* Task requirements:
In the records below, find each line containing the word "object" and copy it.

-------- Supplied data --------

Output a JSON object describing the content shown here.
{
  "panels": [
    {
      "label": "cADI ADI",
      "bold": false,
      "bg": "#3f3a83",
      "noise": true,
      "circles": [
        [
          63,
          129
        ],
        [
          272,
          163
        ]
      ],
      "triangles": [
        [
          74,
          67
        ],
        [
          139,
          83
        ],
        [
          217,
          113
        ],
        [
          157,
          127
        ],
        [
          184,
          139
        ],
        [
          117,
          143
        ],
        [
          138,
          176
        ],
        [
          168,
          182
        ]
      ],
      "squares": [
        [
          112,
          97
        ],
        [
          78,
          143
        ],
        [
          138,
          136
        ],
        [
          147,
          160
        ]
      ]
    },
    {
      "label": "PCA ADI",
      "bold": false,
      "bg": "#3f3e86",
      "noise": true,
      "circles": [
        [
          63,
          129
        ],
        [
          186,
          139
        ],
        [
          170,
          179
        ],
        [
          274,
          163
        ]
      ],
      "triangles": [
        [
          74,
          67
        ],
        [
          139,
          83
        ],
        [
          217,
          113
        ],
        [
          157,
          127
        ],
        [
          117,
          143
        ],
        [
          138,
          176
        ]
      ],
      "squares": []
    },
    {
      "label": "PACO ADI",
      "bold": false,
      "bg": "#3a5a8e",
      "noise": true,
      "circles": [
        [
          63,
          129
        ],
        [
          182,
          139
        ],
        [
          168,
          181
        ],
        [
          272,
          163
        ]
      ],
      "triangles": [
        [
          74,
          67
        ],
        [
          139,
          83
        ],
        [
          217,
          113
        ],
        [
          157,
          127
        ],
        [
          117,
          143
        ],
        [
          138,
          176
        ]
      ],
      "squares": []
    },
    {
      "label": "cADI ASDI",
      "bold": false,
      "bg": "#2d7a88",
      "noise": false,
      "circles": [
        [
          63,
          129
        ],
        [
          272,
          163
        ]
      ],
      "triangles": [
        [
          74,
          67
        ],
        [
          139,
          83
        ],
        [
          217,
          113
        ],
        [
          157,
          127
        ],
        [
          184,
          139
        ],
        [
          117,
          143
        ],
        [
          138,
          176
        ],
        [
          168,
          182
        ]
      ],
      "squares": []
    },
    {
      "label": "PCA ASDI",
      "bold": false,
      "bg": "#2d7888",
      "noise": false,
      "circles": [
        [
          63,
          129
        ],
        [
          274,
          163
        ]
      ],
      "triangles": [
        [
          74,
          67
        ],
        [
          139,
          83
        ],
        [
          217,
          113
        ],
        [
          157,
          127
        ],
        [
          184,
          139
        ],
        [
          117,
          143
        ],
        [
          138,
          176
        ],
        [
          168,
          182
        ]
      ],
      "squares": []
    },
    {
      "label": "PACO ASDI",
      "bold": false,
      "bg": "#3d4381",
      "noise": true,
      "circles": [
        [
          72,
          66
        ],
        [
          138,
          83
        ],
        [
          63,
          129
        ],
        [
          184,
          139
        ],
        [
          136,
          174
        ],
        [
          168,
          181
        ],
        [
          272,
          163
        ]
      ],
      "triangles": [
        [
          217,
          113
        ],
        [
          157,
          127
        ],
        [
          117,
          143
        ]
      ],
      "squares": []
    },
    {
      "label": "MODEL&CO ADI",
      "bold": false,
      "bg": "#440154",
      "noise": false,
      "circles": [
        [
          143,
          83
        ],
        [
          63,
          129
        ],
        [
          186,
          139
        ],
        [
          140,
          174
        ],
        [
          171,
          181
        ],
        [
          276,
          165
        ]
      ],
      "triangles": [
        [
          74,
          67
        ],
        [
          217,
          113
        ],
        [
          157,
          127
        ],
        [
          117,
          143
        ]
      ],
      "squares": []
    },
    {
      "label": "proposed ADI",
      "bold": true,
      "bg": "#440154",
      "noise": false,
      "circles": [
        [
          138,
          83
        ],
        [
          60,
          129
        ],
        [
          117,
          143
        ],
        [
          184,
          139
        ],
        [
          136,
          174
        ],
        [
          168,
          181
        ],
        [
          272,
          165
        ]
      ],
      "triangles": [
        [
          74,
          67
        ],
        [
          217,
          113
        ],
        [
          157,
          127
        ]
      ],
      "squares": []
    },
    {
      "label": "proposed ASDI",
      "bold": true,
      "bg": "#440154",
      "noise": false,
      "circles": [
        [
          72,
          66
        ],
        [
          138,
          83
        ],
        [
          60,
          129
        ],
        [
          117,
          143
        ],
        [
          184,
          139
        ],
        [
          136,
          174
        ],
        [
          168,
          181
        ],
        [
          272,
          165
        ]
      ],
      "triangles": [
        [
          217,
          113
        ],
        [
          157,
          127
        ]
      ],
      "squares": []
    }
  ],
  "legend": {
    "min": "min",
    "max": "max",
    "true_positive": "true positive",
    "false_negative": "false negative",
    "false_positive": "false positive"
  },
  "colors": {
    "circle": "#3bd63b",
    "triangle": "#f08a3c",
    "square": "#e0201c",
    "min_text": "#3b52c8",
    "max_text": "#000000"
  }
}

--------
-------- Supplied data --------

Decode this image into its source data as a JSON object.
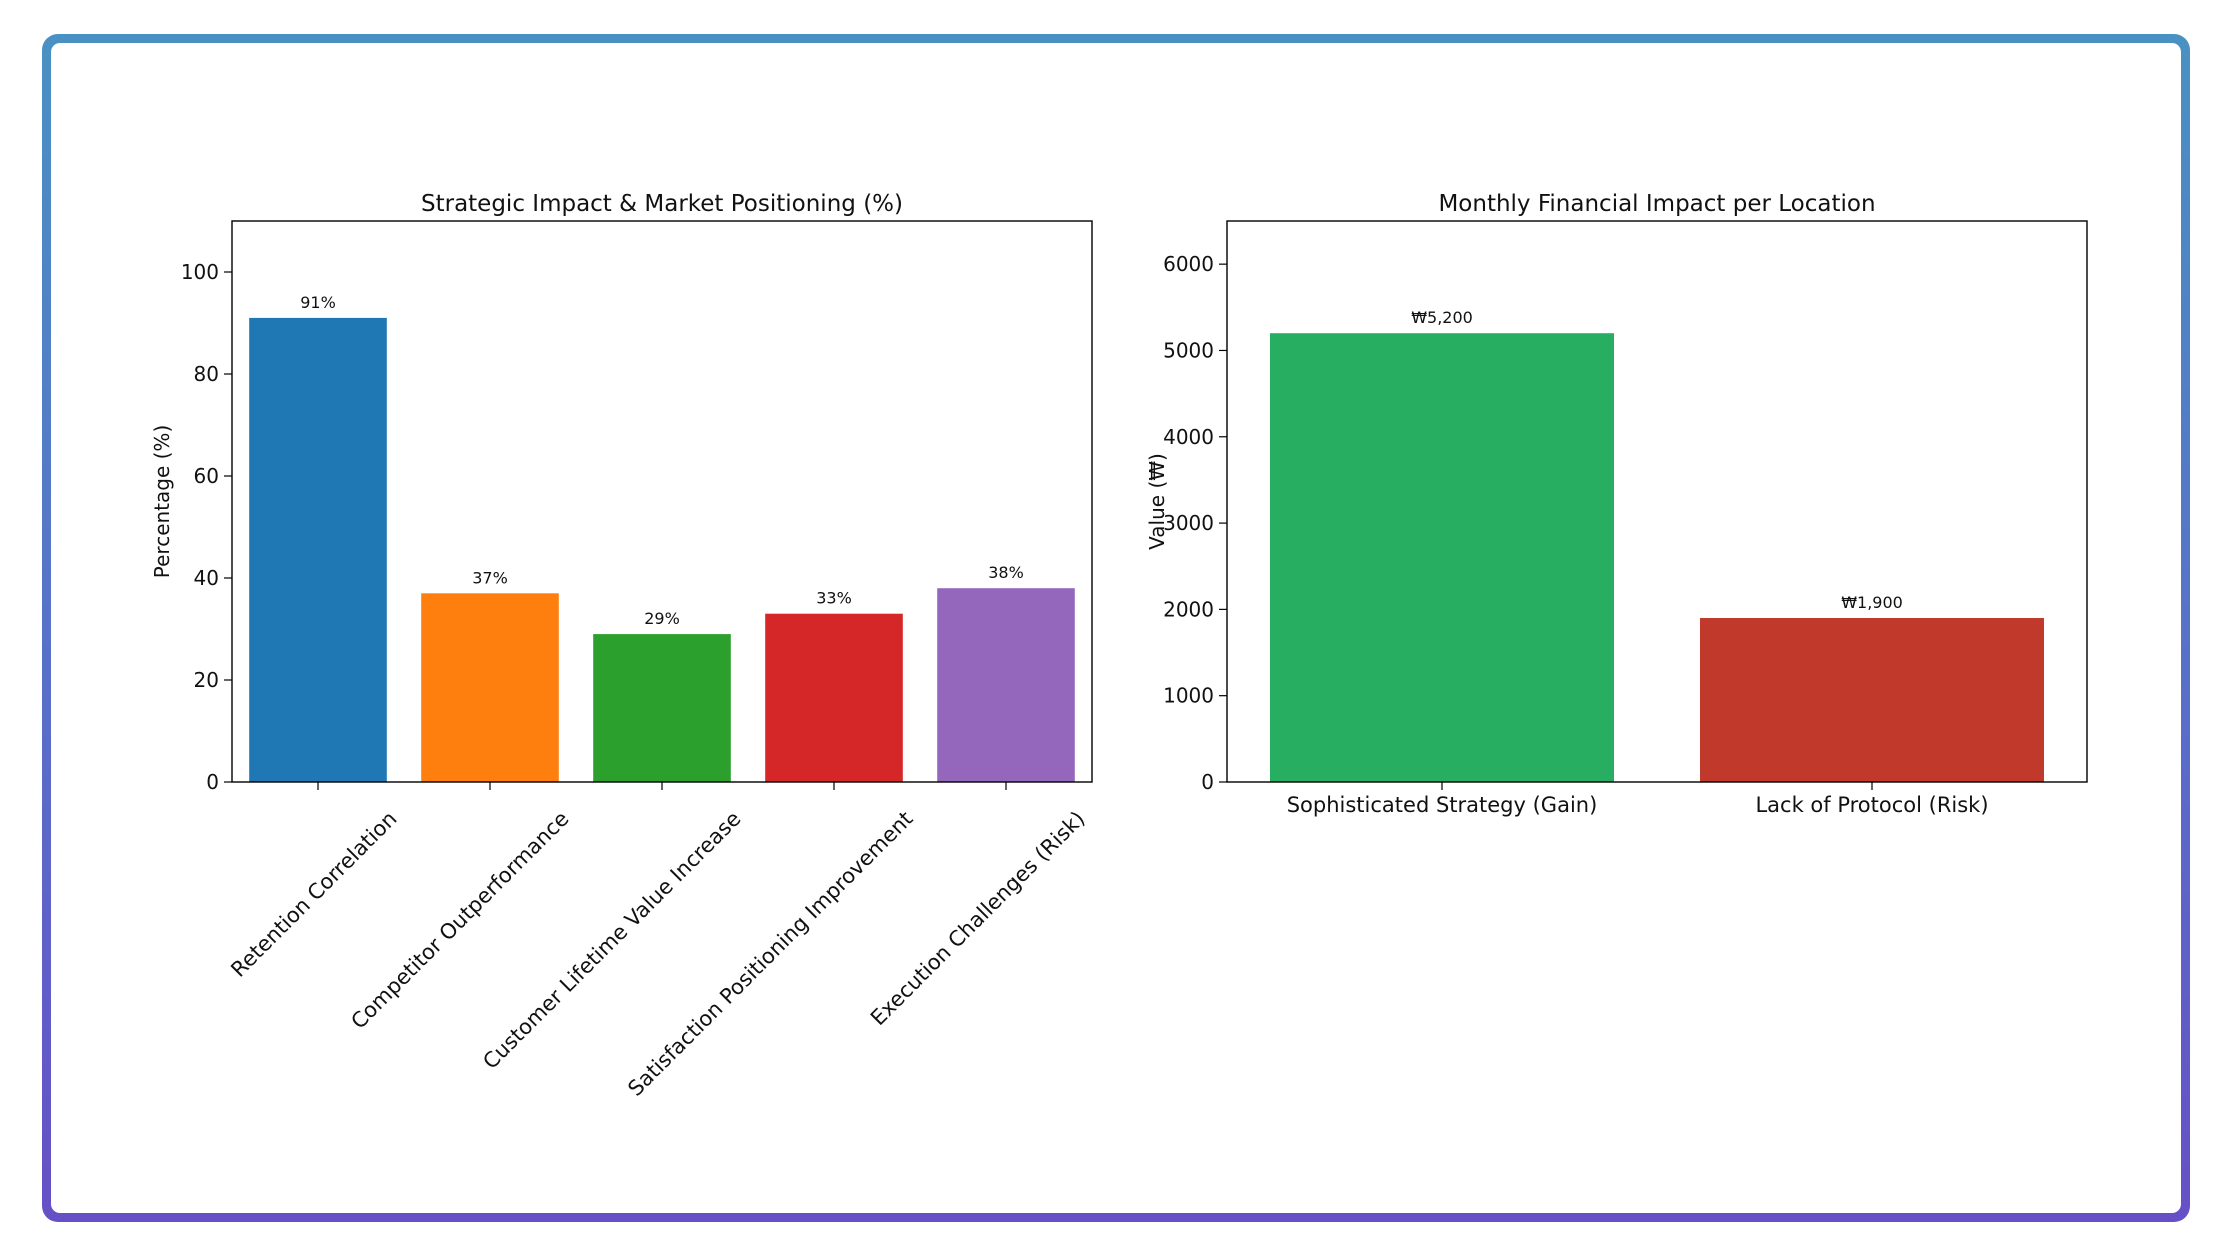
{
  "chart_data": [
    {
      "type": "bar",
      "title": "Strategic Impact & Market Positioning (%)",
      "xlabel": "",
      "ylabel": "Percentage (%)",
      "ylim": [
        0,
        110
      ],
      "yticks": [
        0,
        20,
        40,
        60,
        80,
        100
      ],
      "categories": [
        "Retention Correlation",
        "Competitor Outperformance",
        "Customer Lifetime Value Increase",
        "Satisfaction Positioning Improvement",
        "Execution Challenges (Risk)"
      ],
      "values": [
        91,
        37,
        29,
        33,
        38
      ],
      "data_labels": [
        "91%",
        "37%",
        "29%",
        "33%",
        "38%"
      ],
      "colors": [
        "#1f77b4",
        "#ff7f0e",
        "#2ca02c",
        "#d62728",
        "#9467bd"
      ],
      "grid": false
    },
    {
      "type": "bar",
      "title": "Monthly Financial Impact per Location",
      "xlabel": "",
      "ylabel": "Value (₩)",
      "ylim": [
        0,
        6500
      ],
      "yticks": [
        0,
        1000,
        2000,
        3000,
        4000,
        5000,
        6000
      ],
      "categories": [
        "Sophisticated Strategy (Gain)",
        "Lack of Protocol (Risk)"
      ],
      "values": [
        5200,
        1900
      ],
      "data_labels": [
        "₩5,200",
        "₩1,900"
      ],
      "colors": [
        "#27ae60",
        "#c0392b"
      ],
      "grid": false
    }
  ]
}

--------

* Result below:
Output a JSON object describing the content shown here.
Decode this image into its source data as a JSON object.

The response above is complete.